-- Study material follows --

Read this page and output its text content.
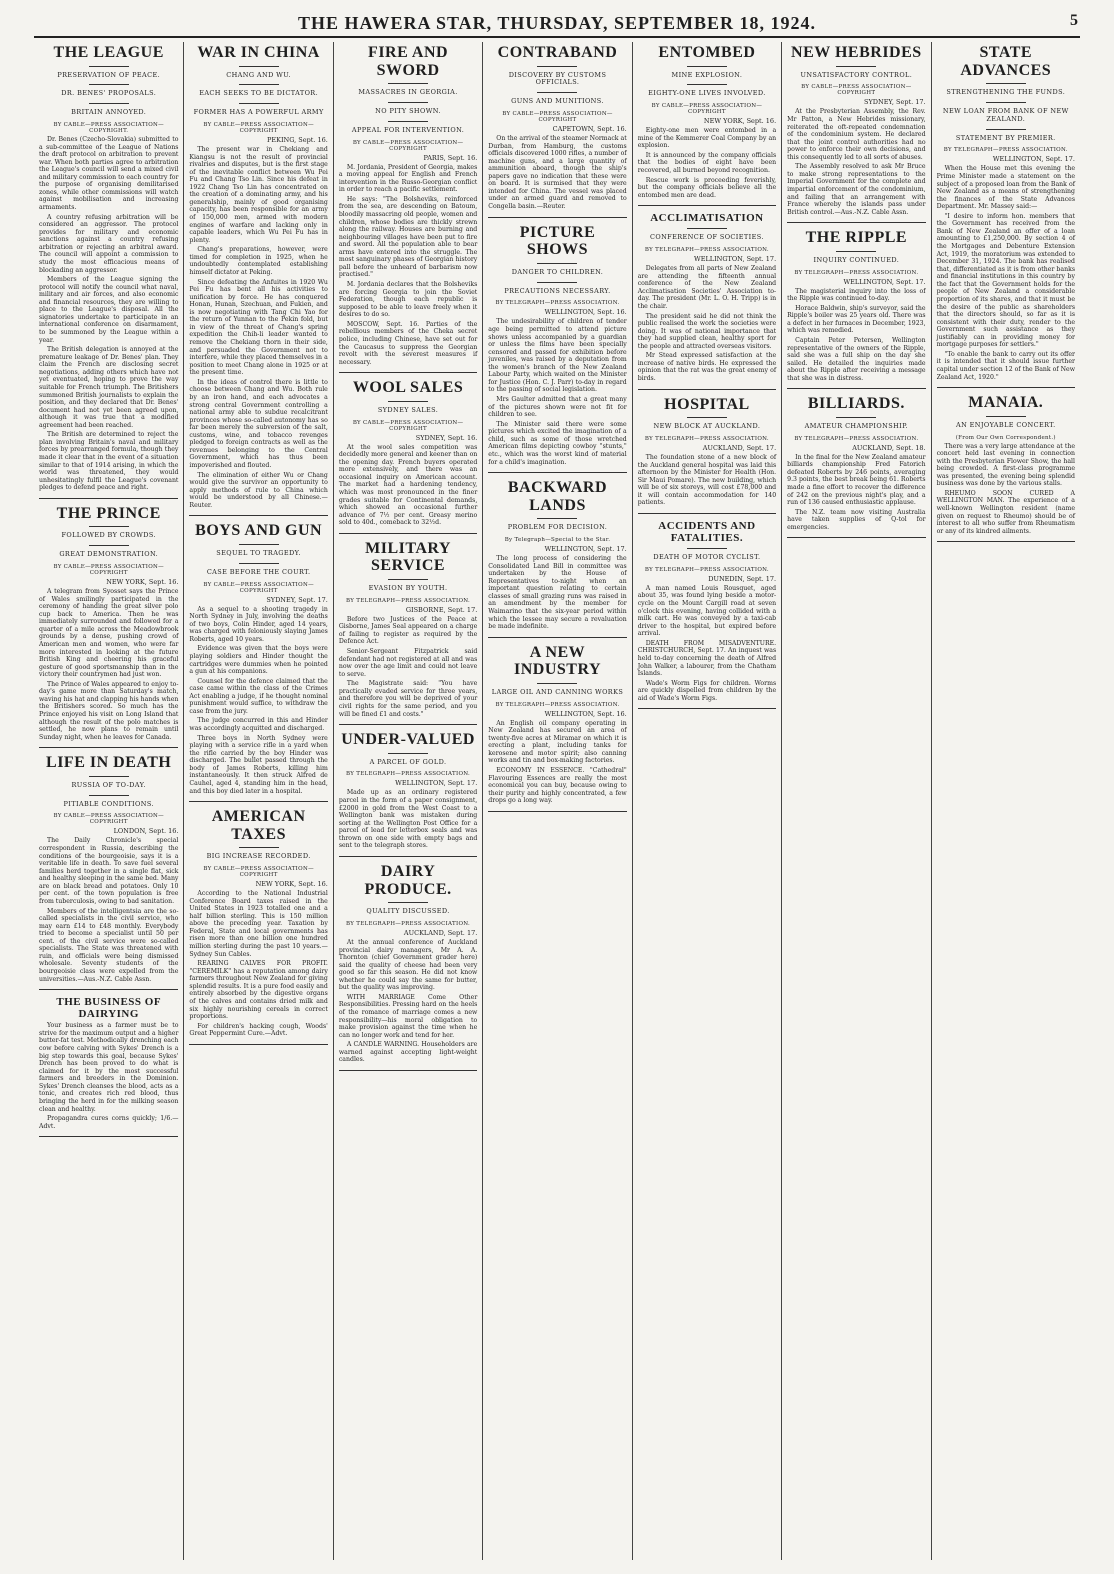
THE HAWERA STAR, THURSDAY, SEPTEMBER 18, 1924.	5
THE LEAGUE
PRESERVATION OF PEACE.
DR. BENES' PROPOSALS.
BRITAIN ANNOYED.
BY CABLE—PRESS ASSOCIATION—COPYRIGHT.

Dr. Benes (Czecho-Slovakia) submitted to a sub-committee of the League of Nations the draft protocol on arbitration to prevent war. When both parties agree to arbitration the League's council will send a mixed civil and military commission to each country for the purpose of organising demilitarised zones, while other commissions will watch against mobilisation and increasing armaments.

A country refusing arbitration will be considered an aggressor. The protocol provides for military and economic sanctions against a country refusing arbitration or rejecting an arbitral award. The council will appoint a commission to study the most efficacious means of blockading an aggressor.

Members of the League signing the protocol will notify the council what naval, military and air forces, and also economic and financial resources, they are willing to place to the League's disposal. All the signatories undertake to participate in an international conference on disarmament, to be summoned by the League within a year.

The British delegation is annoyed at the premature leakage of Dr. Benes' plan. They claim the French are disclosing secret negotiations, adding others which have not yet eventuated, hoping to prove the way suitable for French triumph. The Britishers summoned British journalists to explain the position, and they declared that Dr. Benes' document had not yet been agreed upon, although it was true that a modified agreement had been reached.

The British are determined to reject the plan involving Britain's naval and military forces by prearranged formula, though they made it clear that in the event of a situation similar to that of 1914 arising, in which the world was threatened, they would unhesitatingly fulfil the League's covenant pledges to defend peace and right.

THE PRINCE
FOLLOWED BY CROWDS.
GREAT DEMONSTRATION.
BY CABLE—PRESS ASSOCIATION—COPYRIGHT
NEW YORK, Sept. 16.

A telegram from Syosset says the Prince of Wales smilingly participated in the ceremony of handing the great silver polo cup back to America. Then he was immediately surrounded and followed for a quarter of a mile across the Meadowbrook grounds by a dense, pushing crowd of American men and women, who were far more interested in looking at the future British King and cheering his graceful gesture of good sportsmanship than in the victory their countrymen had just won.

The Prince of Wales appeared to enjoy to-day's game more than Saturday's match, waving his hat and clapping his hands when the Britishers scored. So much has the Prince enjoyed his visit on Long Island that although the result of the polo matches is settled, he now plans to remain until Sunday night, when he leaves for Canada.

LIFE IN DEATH
RUSSIA OF TO-DAY.
PITIABLE CONDITIONS.
BY CABLE—PRESS ASSOCIATION—COPYRIGHT
LONDON, Sept. 16.

The Daily Chronicle's special correspondent in Russia, describing the conditions of the bourgeoisie, says it is a veritable life in death. To save fuel several families herd together in a single flat, sick and healthy sleeping in the same bed. Many are on black bread and potatoes. Only 10 per cent. of the town population is free from tuberculosis, owing to bad sanitation.

Members of the intelligentsia are the so-called specialists in the civil service, who may earn £14 to £48 monthly. Everybody tried to become a specialist until 50 per cent. of the civil service were so-called specialists. The State was threatened with ruin, and officials were being dismissed wholesale. Seventy students of the bourgeoisie class were expelled from the universities.—Aus.-N.Z. Cable Assn.

THE BUSINESS OF DAIRYING

Your business as a farmer must be to strive for the maximum output and a higher butter-fat test. Methodically drenching each cow before calving with Sykes' Drench is a big step towards this goal, because Sykes' Drench has been proved to do what is claimed for it by the most successful farmers and breeders in the Dominion. Sykes' Drench cleanses the blood, acts as a tonic, and creates rich red blood, thus bringing the herd in for the milking season clean and healthy.

Propagandra cures corns quickly; 1/6.—Advt.

WAR IN CHINA
CHANG AND WU.
EACH SEEKS TO BE DICTATOR.
FORMER HAS A POWERFUL ARMY
BY CABLE—PRESS ASSOCIATION—COPYRIGHT
PEKING, Sept. 16.

The present war in Chekiang and Kiangsu is not the result of provincial rivalries and disputes, but is the first stage of the inevitable conflict between Wu Pei Fu and Chang Tso Lin. Since his defeat in 1922 Chang Tso Lin has concentrated on the creation of a dominating army, and his generalship, mainly of good organising capacity, has been responsible for an army of 150,000 men, armed with modern engines of warfare and lacking only in capable leaders, which Wu Pei Fu has in plenty.

Chang's preparations, however, were timed for completion in 1925, when he undoubtedly contemplated establishing himself dictator at Peking.

Since defeating the Anfuites in 1920 Wu Pei Fu has bent all his activities to unification by force. He has conquered Honan, Hunan, Szechuan, and Fukien, and is now negotiating with Tang Chi Yao for the return of Yunnan to the Pekin fold, but in view of the threat of Chang's spring expedition the Chih-li leader wanted to remove the Chekiang thorn in their side, and persuaded the Government not to interfere, while they placed themselves in a position to meet Chang alone in 1925 or at the present time.

In the ideas of control there is little to choose between Chang and Wu. Both rule by an iron hand, and each advocates a strong central Government controlling a national army able to subdue recalcitrant provinces whose so-called autonomy has so far been merely the subversion of the salt, customs, wine, and tobacco revenges pledged to foreign contracts as well as the revenues belonging to the Central Government, which has thus been impoverished and flouted.

The elimination of either Wu or Chang would give the survivor an opportunity to apply methods of rule to China which would be understood by all Chinese.—Reuter.

BOYS AND GUN
SEQUEL TO TRAGEDY.
CASE BEFORE THE COURT.
BY CABLE—PRESS ASSOCIATION—COPYRIGHT
SYDNEY, Sept. 17.

As a sequel to a shooting tragedy in North Sydney in July, involving the deaths of two boys, Colin Hinder, aged 14 years, was charged with feloniously slaying James Roberts, aged 10 years.

Evidence was given that the boys were playing soldiers and Hinder thought the cartridges were dummies when he pointed a gun at his companions.

Counsel for the defence claimed that the case came within the class of the Crimes Act enabling a judge, if he thought nominal punishment would suffice, to withdraw the case from the jury.

The judge concurred in this and Hinder was accordingly acquitted and discharged.

Three boys in North Sydney were playing with a service rifle in a yard when the rifle carried by the boy Hinder was discharged. The bullet passed through the body of James Roberts, killing him instantaneously. It then struck Alfred de Cauhel, aged 4, standing him in the head, and this boy died later in a hospital.

AMERICAN TAXES
BIG INCREASE RECORDED.
BY CABLE—PRESS ASSOCIATION—COPYRIGHT
NEW YORK, Sept. 16.

According to the National Industrial Conference Board taxes raised in the United States in 1923 totalled one and a half billion sterling. This is 150 million above the preceding year. Taxation by Federal, State and local governments has risen more than one billion one hundred million sterling during the past 10 years.—Sydney Sun Cables.

REARING CALVES FOR PROFIT. "CEREMILK" has a reputation among dairy farmers throughout New Zealand for giving splendid results. It is a pure food easily and entirely absorbed by the digestive organs of the calves and contains dried milk and six highly nourishing cereals in correct proportions.

For children's hacking cough, Woods' Great Peppermint Cure.—Advt.

FIRE AND SWORD
MASSACRES IN GEORGIA.
NO PITY SHOWN.
APPEAL FOR INTERVENTION.
BY CABLE—PRESS ASSOCIATION—COPYRIGHT
PARIS, Sept. 16.

M. Jordania, President of Georgia, makes a moving appeal for English and French intervention in the Russo-Georgian conflict in order to reach a pacific settlement.

He says: "The Bolsheviks, reinforced from the sea, are descending on Batoum, bloodily massacring old people, women and children, whose bodies are thickly strewn along the railway. Houses are burning and neighbouring villages have been put to fire and sword. All the population able to bear arms have entered into the struggle. The most sanguinary phases of Georgian history pall before the unheard of barbarism now practised."

M. Jordania declares that the Bolsheviks are forcing Georgia to join the Soviet Federation, though each republic is supposed to be able to leave freely when it desires to do so.

MOSCOW, Sept. 16. Parties of the rebellious members of the Cheka secret police, including Chinese, have set out for the Caucasus to suppress the Georgian revolt with the severest measures if necessary.

WOOL SALES
SYDNEY SALES.
BY CABLE—PRESS ASSOCIATION—COPYRIGHT
SYDNEY, Sept. 16.

At the wool sales competition was decidedly more general and keener than on the opening day. French buyers operated more extensively, and there was an occasional inquiry on American account. The market had a hardening tendency, which was most pronounced in the finer grades suitable for Continental demands, which showed an occasional further advance of 7½ per cent. Greasy merino sold to 40d., comeback to 32½d.

MILITARY SERVICE
EVASION BY YOUTH.
BY TELEGRAPH—PRESS ASSOCIATION.
GISBORNE, Sept. 17.

Before two Justices of the Peace at Gisborne, James Seal appeared on a charge of failing to register as required by the Defence Act.

Senior-Sergeant Fitzpatrick said defendant had not registered at all and was now over the age limit and could not leave to serve.

The Magistrate said: "You have practically evaded service for three years, and therefore you will be deprived of your civil rights for the same period, and you will be fined £1 and costs."

UNDER-VALUED
A PARCEL OF GOLD.
BY TELEGRAPH—PRESS ASSOCIATION.
WELLINGTON, Sept. 17.

Made up as an ordinary registered parcel in the form of a paper consignment, £2000 in gold from the West Coast to a Wellington bank was mistaken during sorting at the Wellington Post Office for a parcel of lead for letterbox seals and was thrown on one side with empty bags and sent to the telegraph stores.

DAIRY PRODUCE.
QUALITY DISCUSSED.
BY TELEGRAPH—PRESS ASSOCIATION.
AUCKLAND, Sept. 17.

At the annual conference of Auckland provincial dairy managers, Mr A. A. Thornton (chief Government grader here) said the quality of cheese had been very good so far this season. He did not know whether he could say the same for butter, but the quality was improving.

WITH MARRIAGE Come Other Responsibilities. Pressing hard on the heels of the romance of marriage comes a new responsibility—his moral obligation to make provision against the time when he can no longer work and tend for her.

A CANDLE WARNING. Householders are warned against accepting light-weight candles.

CONTRABAND
DISCOVERY BY CUSTOMS OFFICIALS.
GUNS AND MUNITIONS.
BY CABLE—PRESS ASSOCIATION—COPYRIGHT
CAPETOWN, Sept. 16.

On the arrival of the steamer Normack at Durban, from Hamburg, the customs officials discovered 1000 rifles, a number of machine guns, and a large quantity of ammunition aboard, though the ship's papers gave no indication that these were on board. It is surmised that they were intended for China. The vessel was placed under an armed guard and removed to Congella basin.—Reuter.

PICTURE SHOWS
DANGER TO CHILDREN.
PRECAUTIONS NECESSARY.
BY TELEGRAPH—PRESS ASSOCIATION.
WELLINGTON, Sept. 16.

The undesirability of children of tender age being permitted to attend picture shows unless accompanied by a guardian or unless the films have been specially censored and passed for exhibition before juveniles, was raised by a deputation from the women's branch of the New Zealand Labour Party, which waited on the Minister for Justice (Hon. C. J. Parr) to-day in regard to the passing of social legislation.

Mrs Gaulter admitted that a great many of the pictures shown were not fit for children to see.

The Minister said there were some pictures which excited the imagination of a child, such as some of those wretched American films depicting cowboy "stunts," etc., which was the worst kind of material for a child's imagination.

BACKWARD LANDS
PROBLEM FOR DECISION.
By Telegraph—Special to the Star.
WELLINGTON, Sept. 17.

The long process of considering the Consolidated Land Bill in committee was undertaken by the House of Representatives to-night when an important question relating to certain classes of small grazing runs was raised in an amendment by the member for Waimarino that the six-year period within which the lessee may secure a revaluation be made indefinite.

A NEW INDUSTRY
LARGE OIL AND CANNING WORKS
BY TELEGRAPH—PRESS ASSOCIATION.
WELLINGTON, Sept. 16.

An English oil company operating in New Zealand has secured an area of twenty-five acres at Miramar on which it is erecting a plant, including tanks for kerosene and motor spirit; also canning works and tin and box-making factories.

ECONOMY IN ESSENCE. "Cathedral" Flavouring Essences are really the most economical you can buy, because owing to their purity and highly concentrated, a few drops go a long way.

ENTOMBED
MINE EXPLOSION.
EIGHTY-ONE LIVES INVOLVED.
BY CABLE—PRESS ASSOCIATION—COPYRIGHT
NEW YORK, Sept. 16.

Eighty-one men were entombed in a mine of the Kemmerer Coal Company by an explosion.

It is announced by the company officials that the bodies of eight have been recovered, all burned beyond recognition.

Rescue work is proceeding feverishly, but the company officials believe all the entombed men are dead.

ACCLIMATISATION
CONFERENCE OF SOCIETIES.
BY TELEGRAPH—PRESS ASSOCIATION.
WELLINGTON, Sept. 17.

Delegates from all parts of New Zealand are attending the fifteenth annual conference of the New Zealand Acclimatisation Societies' Association to-day. The president (Mr. L. O. H. Tripp) is in the chair.

The president said he did not think the public realised the work the societies were doing. It was of national importance that they had supplied clean, healthy sport for the people and attracted overseas visitors.

Mr Stead expressed satisfaction at the increase of native birds. He expressed the opinion that the rat was the great enemy of birds.

HOSPITAL
NEW BLOCK AT AUCKLAND.
BY TELEGRAPH—PRESS ASSOCIATION.
AUCKLAND, Sept. 17.

The foundation stone of a new block of the Auckland general hospital was laid this afternoon by the Minister for Health (Hon. Sir Maui Pomare). The new building, which will be of six storeys, will cost £78,000 and it will contain accommodation for 140 patients.

ACCIDENTS AND FATALITIES.
DEATH OF MOTOR CYCLIST.
BY TELEGRAPH—PRESS ASSOCIATION.
DUNEDIN, Sept. 17.

A man named Louis Rousquet, aged about 35, was found lying beside a motor-cycle on the Mount Cargill road at seven o'clock this evening, having collided with a milk cart. He was conveyed by a taxi-cab driver to the hospital, but expired before arrival.

DEATH FROM MISADVENTURE. CHRISTCHURCH, Sept. 17. An inquest was held to-day concerning the death of Alfred John Walker, a labourer, from the Chatham Islands.

Wade's Worm Figs for children. Worms are quickly dispelled from children by the aid of Wade's Worm Figs.

NEW HEBRIDES
UNSATISFACTORY CONTROL.
BY CABLE—PRESS ASSOCIATION—COPYRIGHT
SYDNEY, Sept. 17.

At the Presbyterian Assembly, the Rev. Mr Patton, a New Hebrides missionary, reiterated the oft-repeated condemnation of the condominium system. He declared that the joint control authorities had no power to enforce their own decisions, and this consequently led to all sorts of abuses.

The Assembly resolved to ask Mr Bruce to make strong representations to the Imperial Government for the complete and impartial enforcement of the condominium, and failing that an arrangement with France whereby the islands pass under British control.—Aus.-N.Z. Cable Assn.

THE RIPPLE
INQUIRY CONTINUED.
BY TELEGRAPH—PRESS ASSOCIATION.
WELLINGTON, Sept. 17.

The magisterial inquiry into the loss of the Ripple was continued to-day.

Horace Baldwin, ship's surveyor, said the Ripple's boiler was 25 years old. There was a defect in her furnaces in December, 1923, which was remedied.

Captain Peter Petersen, Wellington representative of the owners of the Ripple, said she was a full ship on the day she sailed. He detailed the inquiries made about the Ripple after receiving a message that she was in distress.

BILLIARDS.
AMATEUR CHAMPIONSHIP.
BY TELEGRAPH—PRESS ASSOCIATION.
AUCKLAND, Sept. 18.

In the final for the New Zealand amateur billiards championship Fred Fatorich defeated Roberts by 246 points, averaging 9.3 points, the best break being 61. Roberts made a fine effort to recover the difference of 242 on the previous night's play, and a run of 136 caused enthusiastic applause.

The N.Z. team now visiting Australia have taken supplies of Q-tol for emergencies.

STATE ADVANCES
STRENGTHENING THE FUNDS.
NEW LOAN FROM BANK OF NEW ZEALAND.
STATEMENT BY PREMIER.
BY TELEGRAPH—PRESS ASSOCIATION.
WELLINGTON, Sept. 17.

When the House met this evening the Prime Minister made a statement on the subject of a proposed loan from the Bank of New Zealand as a means of strengthening the finances of the State Advances Department. Mr. Massey said:—

"I desire to inform hon. members that the Government has received from the Bank of New Zealand an offer of a loan amounting to £1,250,000. By section 4 of the Mortgages and Debenture Extension Act, 1919, the moratorium was extended to December 31, 1924. The bank has realised that, differentiated as it is from other banks and financial institutions in this country by the fact that the Government holds for the people of New Zealand a considerable proportion of its shares, and that it must be the desire of the public as shareholders that the directors should, so far as it is consistent with their duty, render to the Government such assistance as they justifiably can in providing money for mortgage purposes for settlers."

"To enable the bank to carry out its offer it is intended that it should issue further capital under section 12 of the Bank of New Zealand Act, 1920."

MANAIA.
AN ENJOYABLE CONCERT.
(From Our Own Correspondent.)

There was a very large attendance at the concert held last evening in connection with the Presbyterian Flower Show, the hall being crowded. A first-class programme was presented, the evening being splendid business was done by the various stalls.

RHEUMO SOON CURED A WELLINGTON MAN. The experience of a well-known Wellington resident (name given on request to Rheumo) should be of interest to all who suffer from Rheumatism or any of its kindred ailments.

-- Study material concluded --

* **Exercise directions**:
From the material above, gather all lines that include the string "English" and copy them.

* **Output for this exercise**:
M. Jordania, President of Georgia, makes a moving appeal for English and French intervention in the Russo-Georgian conflict in order to reach a pacific settlement.
An English oil company operating in New Zealand has secured an area of twenty-five acres at Miramar on which it is erecting a plant, including tanks for kerosene and motor spirit; also canning works and tin and box-making factories.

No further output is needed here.